What is required:
Below is a listing; copy all of it exactly.

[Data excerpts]
▶

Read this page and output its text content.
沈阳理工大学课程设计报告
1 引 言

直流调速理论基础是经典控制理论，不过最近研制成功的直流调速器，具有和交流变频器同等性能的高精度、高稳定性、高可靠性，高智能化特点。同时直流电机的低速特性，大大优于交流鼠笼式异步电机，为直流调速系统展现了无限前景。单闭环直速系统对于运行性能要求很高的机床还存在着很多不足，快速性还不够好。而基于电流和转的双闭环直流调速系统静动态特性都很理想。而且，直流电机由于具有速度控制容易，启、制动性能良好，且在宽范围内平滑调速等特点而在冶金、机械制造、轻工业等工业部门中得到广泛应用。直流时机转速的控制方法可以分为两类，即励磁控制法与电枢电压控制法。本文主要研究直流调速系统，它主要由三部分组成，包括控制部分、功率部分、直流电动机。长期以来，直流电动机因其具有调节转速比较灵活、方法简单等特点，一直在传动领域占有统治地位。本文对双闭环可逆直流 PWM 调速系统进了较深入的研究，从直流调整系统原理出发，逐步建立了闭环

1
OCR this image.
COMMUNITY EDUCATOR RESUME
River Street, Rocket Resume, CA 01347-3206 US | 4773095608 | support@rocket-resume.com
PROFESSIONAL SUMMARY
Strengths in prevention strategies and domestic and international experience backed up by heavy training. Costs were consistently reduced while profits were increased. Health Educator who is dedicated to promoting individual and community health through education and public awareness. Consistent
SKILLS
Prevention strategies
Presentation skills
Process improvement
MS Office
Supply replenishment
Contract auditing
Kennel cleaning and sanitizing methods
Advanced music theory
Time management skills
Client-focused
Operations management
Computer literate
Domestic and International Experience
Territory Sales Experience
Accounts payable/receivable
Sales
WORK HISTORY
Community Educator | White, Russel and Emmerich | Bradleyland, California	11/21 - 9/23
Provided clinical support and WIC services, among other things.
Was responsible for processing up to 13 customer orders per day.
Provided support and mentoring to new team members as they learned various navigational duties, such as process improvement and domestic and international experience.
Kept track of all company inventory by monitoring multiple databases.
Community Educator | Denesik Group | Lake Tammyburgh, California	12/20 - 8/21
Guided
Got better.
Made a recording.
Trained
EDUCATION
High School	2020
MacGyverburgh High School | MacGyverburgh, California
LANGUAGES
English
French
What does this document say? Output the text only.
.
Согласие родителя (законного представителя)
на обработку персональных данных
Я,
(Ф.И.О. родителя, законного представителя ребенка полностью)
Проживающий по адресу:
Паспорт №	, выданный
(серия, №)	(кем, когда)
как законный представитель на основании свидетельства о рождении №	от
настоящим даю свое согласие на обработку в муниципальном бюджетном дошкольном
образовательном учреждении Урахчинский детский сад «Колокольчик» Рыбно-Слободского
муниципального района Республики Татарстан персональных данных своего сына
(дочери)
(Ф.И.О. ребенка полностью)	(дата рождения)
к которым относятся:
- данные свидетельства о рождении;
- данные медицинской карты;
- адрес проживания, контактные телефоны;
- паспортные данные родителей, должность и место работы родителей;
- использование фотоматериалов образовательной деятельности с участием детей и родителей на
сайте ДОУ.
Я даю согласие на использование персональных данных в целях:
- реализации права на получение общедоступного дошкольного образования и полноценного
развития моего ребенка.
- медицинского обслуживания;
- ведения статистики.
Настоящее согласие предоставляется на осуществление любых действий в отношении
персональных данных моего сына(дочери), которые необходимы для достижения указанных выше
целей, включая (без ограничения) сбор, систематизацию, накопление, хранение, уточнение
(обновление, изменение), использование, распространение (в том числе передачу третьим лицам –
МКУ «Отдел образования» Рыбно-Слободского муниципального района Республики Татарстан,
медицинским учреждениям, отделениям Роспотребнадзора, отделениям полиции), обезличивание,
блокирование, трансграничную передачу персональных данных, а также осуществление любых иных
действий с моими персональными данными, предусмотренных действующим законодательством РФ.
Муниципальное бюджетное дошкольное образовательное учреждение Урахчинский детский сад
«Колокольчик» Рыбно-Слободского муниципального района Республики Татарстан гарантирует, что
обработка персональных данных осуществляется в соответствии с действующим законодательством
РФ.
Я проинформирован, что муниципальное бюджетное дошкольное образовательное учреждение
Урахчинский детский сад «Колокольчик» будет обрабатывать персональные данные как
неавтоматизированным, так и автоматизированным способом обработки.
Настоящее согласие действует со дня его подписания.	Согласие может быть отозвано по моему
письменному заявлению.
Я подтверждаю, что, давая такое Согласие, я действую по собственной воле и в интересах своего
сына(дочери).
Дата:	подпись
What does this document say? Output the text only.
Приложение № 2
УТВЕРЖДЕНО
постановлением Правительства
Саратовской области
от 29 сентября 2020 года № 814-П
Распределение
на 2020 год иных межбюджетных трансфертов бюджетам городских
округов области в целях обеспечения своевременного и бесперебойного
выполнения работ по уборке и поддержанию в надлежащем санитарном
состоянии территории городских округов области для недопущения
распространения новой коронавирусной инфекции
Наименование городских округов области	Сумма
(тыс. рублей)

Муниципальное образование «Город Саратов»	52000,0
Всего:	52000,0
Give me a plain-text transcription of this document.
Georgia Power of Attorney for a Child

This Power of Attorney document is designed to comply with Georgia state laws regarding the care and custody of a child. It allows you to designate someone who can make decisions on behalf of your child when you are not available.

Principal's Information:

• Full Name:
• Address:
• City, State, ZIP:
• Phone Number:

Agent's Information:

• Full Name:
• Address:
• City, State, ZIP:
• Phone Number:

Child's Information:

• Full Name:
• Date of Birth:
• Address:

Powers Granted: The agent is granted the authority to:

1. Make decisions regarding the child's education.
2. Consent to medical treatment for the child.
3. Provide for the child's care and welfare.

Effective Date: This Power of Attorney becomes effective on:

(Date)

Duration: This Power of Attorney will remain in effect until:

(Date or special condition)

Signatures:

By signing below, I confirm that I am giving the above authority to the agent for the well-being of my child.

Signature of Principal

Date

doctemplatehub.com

◀

Correct response:
Read this page and output its text content.
沈阳理工大学课程设计报告
1 引 言

直流调速理论基础是经典控制理论，不过最近研制成功的直流调速器，具有和交流变频器同等性能的高精度、高稳定性、高可靠性，高智能化特点。同时直流电机的低速特性，大大优于交流鼠笼式异步电机，为直流调速系统展现了无限前景。单闭环直速系统对于运行性能要求很高的机床还存在着很多不足，快速性还不够好。而基于电流和转的双闭环直流调速系统静动态特性都很理想。而且，直流电机由于具有速度控制容易，启、制动性能良好，且在宽范围内平滑调速等特点而在冶金、机械制造、轻工业等工业部门中得到广泛应用。直流时机转速的控制方法可以分为两类，即励磁控制法与电枢电压控制法。本文主要研究直流调速系统，它主要由三部分组成，包括控制部分、功率部分、直流电动机。长期以来，直流电动机因其具有调节转速比较灵活、方法简单等特点，一直在传动领域占有统治地位。本文对双闭环可逆直流 PWM 调速系统进了较深入的研究，从直流调整系统原理出发，逐步建立了闭环

1
OCR this image.
COMMUNITY EDUCATOR RESUME
River Street, Rocket Resume, CA 01347-3206 US | 4773095608 | support@rocket-resume.com
PROFESSIONAL SUMMARY
Strengths in prevention strategies and domestic and international experience backed up by heavy training. Costs were consistently reduced while profits were increased. Health Educator who is dedicated to promoting individual and community health through education and public awareness. Consistent
SKILLS
Prevention strategies
Presentation skills
Process improvement
MS Office
Supply replenishment
Contract auditing
Kennel cleaning and sanitizing methods
Advanced music theory
Time management skills
Client-focused
Operations management
Computer literate
Domestic and International Experience
Territory Sales Experience
Accounts payable/receivable
Sales
WORK HISTORY
Community Educator | White, Russel and Emmerich | Bradleyland, California	11/21 - 9/23
Provided clinical support and WIC services, among other things.
Was responsible for processing up to 13 customer orders per day.
Provided support and mentoring to new team members as they learned various navigational duties, such as process improvement and domestic and international experience.
Kept track of all company inventory by monitoring multiple databases.
Community Educator | Denesik Group | Lake Tammyburgh, California	12/20 - 8/21
Guided
Got better.
Made a recording.
Trained
EDUCATION
High School	2020
MacGyverburgh High School | MacGyverburgh, California
LANGUAGES
English
French
What does this document say? Output the text only.
.
Согласие родителя (законного представителя)
на обработку персональных данных
Я,
(Ф.И.О. родителя, законного представителя ребенка полностью)
Проживающий по адресу:
Паспорт №	, выданный
(серия, №)	(кем, когда)
как законный представитель на основании свидетельства о рождении №	от
настоящим даю свое согласие на обработку в муниципальном бюджетном дошкольном
образовательном учреждении Урахчинский детский сад «Колокольчик» Рыбно-Слободского
муниципального района Республики Татарстан персональных данных своего сына
(дочери)
(Ф.И.О. ребенка полностью)	(дата рождения)
к которым относятся:
- данные свидетельства о рождении;
- данные медицинской карты;
- адрес проживания, контактные телефоны;
- паспортные данные родителей, должность и место работы родителей;
- использование фотоматериалов образовательной деятельности с участием детей и родителей на
сайте ДОУ.
Я даю согласие на использование персональных данных в целях:
- реализации права на получение общедоступного дошкольного образования и полноценного
развития моего ребенка.
- медицинского обслуживания;
- ведения статистики.
Настоящее согласие предоставляется на осуществление любых действий в отношении
персональных данных моего сына(дочери), которые необходимы для достижения указанных выше
целей, включая (без ограничения) сбор, систематизацию, накопление, хранение, уточнение
(обновление, изменение), использование, распространение (в том числе передачу третьим лицам –
МКУ «Отдел образования» Рыбно-Слободского муниципального района Республики Татарстан,
медицинским учреждениям, отделениям Роспотребнадзора, отделениям полиции), обезличивание,
блокирование, трансграничную передачу персональных данных, а также осуществление любых иных
действий с моими персональными данными, предусмотренных действующим законодательством РФ.
Муниципальное бюджетное дошкольное образовательное учреждение Урахчинский детский сад
«Колокольчик» Рыбно-Слободского муниципального района Республики Татарстан гарантирует, что
обработка персональных данных осуществляется в соответствии с действующим законодательством
РФ.
Я проинформирован, что муниципальное бюджетное дошкольное образовательное учреждение
Урахчинский детский сад «Колокольчик» будет обрабатывать персональные данные как
неавтоматизированным, так и автоматизированным способом обработки.
Настоящее согласие действует со дня его подписания.	Согласие может быть отозвано по моему
письменному заявлению.
Я подтверждаю, что, давая такое Согласие, я действую по собственной воле и в интересах своего
сына(дочери).
Дата:	подпись
What does this document say? Output the text only.
Приложение № 2
УТВЕРЖДЕНО
постановлением Правительства
Саратовской области
от 29 сентября 2020 года № 814-П
Распределение
на 2020 год иных межбюджетных трансфертов бюджетам городских
округов области в целях обеспечения своевременного и бесперебойного
выполнения работ по уборке и поддержанию в надлежащем санитарном
состоянии территории городских округов области для недопущения
распространения новой коронавирусной инфекции
Наименование городских округов области	Сумма
(тыс. рублей)

Муниципальное образование «Город Саратов»	52000,0
Всего:	52000,0
Give me a plain-text transcription of this document.
Georgia Power of Attorney for a Child

This Power of Attorney document is designed to comply with Georgia state laws regarding the care and custody of a child. It allows you to designate someone who can make decisions on behalf of your child when you are not available.

Principal's Information:

• Full Name:
• Address:
• City, State, ZIP:
• Phone Number:

Agent's Information:

• Full Name:
• Address:
• City, State, ZIP:
• Phone Number:

Child's Information:

• Full Name:
• Date of Birth:
• Address:

Powers Granted: The agent is granted the authority to:

1. Make decisions regarding the child's education.
2. Consent to medical treatment for the child.
3. Provide for the child's care and welfare.

Effective Date: This Power of Attorney becomes effective on:

(Date)

Duration: This Power of Attorney will remain in effect until:

(Date or special condition)

Signatures:

By signing below, I confirm that I am giving the above authority to the agent for the well-being of my child.

Signature of Principal

Date

doctemplatehub.com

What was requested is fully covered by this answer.